◆ **GOAL**:
Look through the records that follow. Copy every line containing the word "chip".

◆ **GIVEN RECORDS**:
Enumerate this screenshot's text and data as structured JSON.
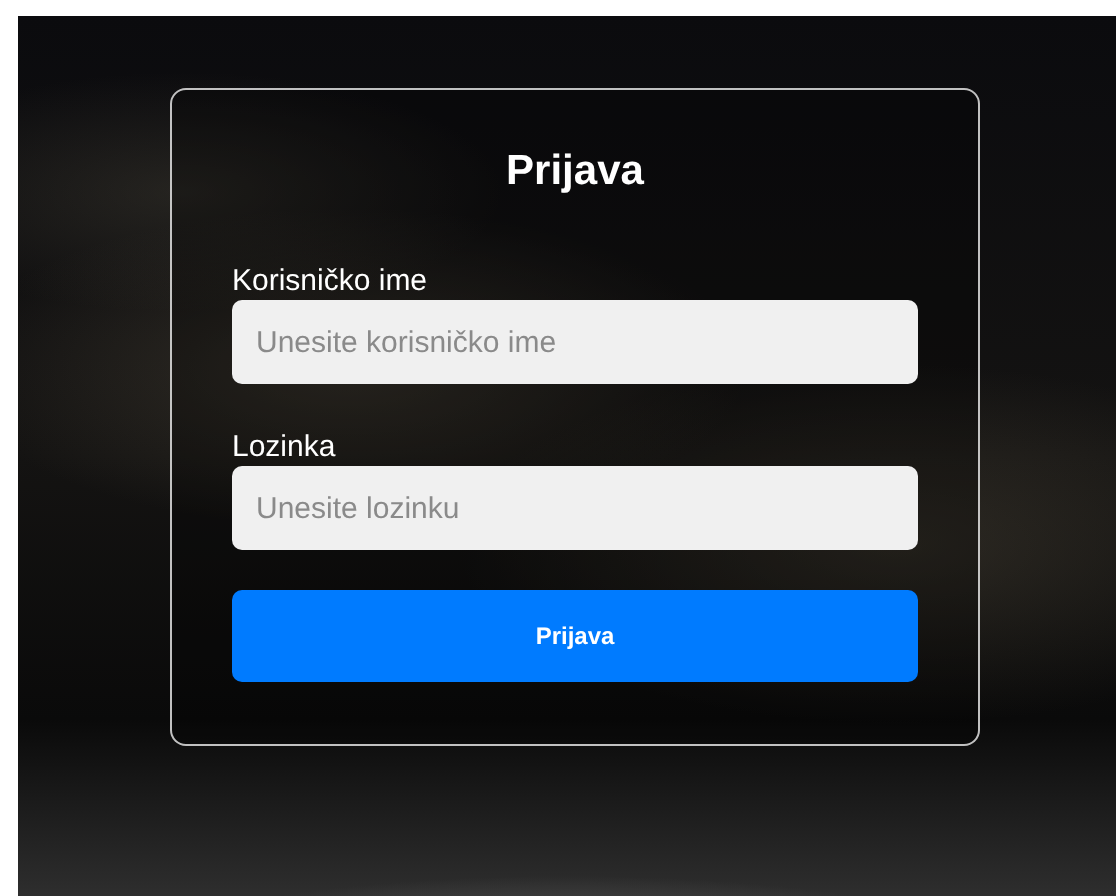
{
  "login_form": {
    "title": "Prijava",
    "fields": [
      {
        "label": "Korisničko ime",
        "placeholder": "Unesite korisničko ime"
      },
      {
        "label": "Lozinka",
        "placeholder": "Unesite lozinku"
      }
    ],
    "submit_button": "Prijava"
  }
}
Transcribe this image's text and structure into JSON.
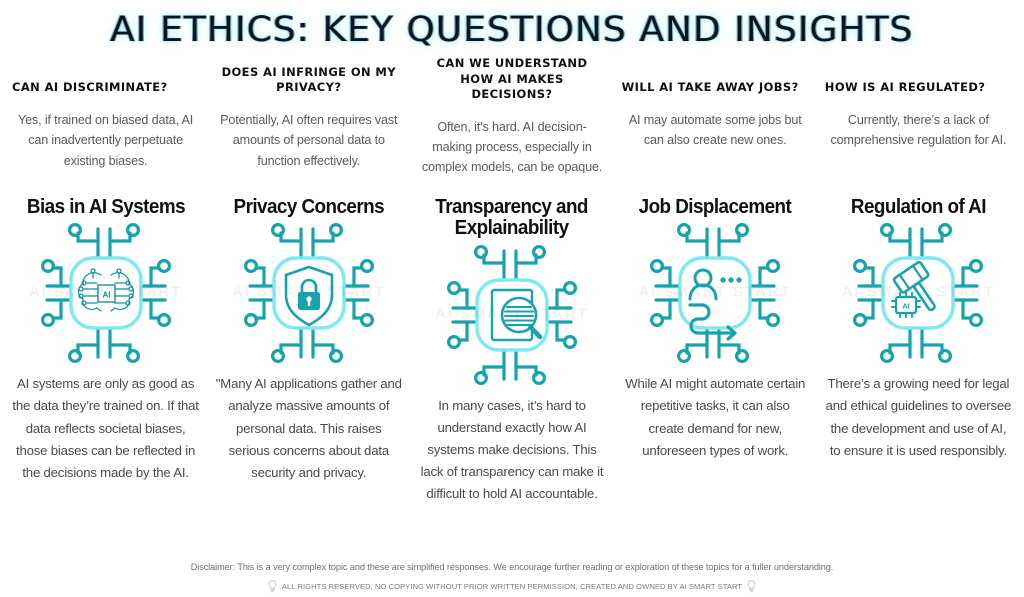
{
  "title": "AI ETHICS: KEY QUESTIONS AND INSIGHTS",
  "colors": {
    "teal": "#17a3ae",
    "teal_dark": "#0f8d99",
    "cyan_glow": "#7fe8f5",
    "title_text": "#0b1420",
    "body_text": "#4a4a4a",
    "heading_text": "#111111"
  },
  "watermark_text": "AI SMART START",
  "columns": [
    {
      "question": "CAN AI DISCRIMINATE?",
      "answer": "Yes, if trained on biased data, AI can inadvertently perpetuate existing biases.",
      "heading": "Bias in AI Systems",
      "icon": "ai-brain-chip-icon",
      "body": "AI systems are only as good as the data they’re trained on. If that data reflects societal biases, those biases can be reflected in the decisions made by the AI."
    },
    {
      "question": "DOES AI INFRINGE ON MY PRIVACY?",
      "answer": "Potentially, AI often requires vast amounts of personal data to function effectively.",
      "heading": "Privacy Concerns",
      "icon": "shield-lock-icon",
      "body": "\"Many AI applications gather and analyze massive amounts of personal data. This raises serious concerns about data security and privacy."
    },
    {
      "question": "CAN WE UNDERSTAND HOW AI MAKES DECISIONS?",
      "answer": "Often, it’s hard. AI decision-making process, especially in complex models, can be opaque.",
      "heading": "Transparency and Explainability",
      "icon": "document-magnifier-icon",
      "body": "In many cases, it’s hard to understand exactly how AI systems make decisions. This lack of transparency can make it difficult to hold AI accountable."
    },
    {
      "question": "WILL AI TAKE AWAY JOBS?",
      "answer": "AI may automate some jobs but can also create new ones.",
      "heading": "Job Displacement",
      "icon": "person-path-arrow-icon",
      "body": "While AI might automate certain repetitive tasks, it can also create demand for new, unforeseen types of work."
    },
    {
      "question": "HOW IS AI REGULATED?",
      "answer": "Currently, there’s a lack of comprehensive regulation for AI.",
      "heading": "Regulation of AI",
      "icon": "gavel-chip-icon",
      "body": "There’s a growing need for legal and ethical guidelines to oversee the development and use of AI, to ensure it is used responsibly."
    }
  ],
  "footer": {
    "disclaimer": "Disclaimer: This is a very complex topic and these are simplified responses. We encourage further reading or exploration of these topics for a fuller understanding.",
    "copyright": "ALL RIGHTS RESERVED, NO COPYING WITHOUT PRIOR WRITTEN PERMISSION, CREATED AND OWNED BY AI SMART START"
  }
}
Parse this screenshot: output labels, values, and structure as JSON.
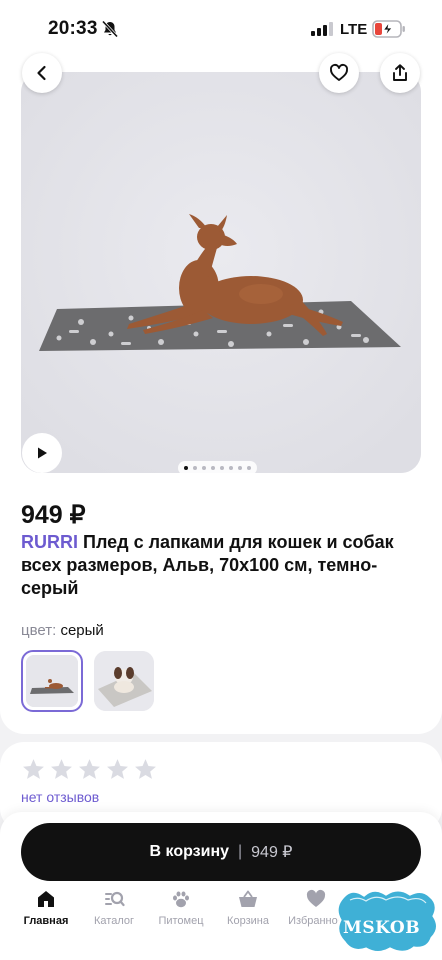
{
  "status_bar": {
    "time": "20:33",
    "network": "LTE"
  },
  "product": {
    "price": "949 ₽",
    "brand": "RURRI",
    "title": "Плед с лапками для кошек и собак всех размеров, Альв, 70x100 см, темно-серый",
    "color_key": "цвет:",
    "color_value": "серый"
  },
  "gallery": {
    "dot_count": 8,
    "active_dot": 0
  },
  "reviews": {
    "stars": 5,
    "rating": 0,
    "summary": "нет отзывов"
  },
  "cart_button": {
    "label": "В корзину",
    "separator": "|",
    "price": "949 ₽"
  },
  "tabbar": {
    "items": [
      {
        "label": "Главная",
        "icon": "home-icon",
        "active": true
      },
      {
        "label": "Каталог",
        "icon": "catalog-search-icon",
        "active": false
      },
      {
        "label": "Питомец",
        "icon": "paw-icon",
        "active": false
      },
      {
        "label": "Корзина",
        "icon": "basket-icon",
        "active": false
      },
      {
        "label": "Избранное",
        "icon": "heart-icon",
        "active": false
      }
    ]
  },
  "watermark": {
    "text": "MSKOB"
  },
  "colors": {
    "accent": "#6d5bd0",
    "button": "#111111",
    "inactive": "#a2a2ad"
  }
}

◆ **COMPLETE ANSWER**:
      "icon": "ai-brain-chip-icon",
      "icon": "gavel-chip-icon",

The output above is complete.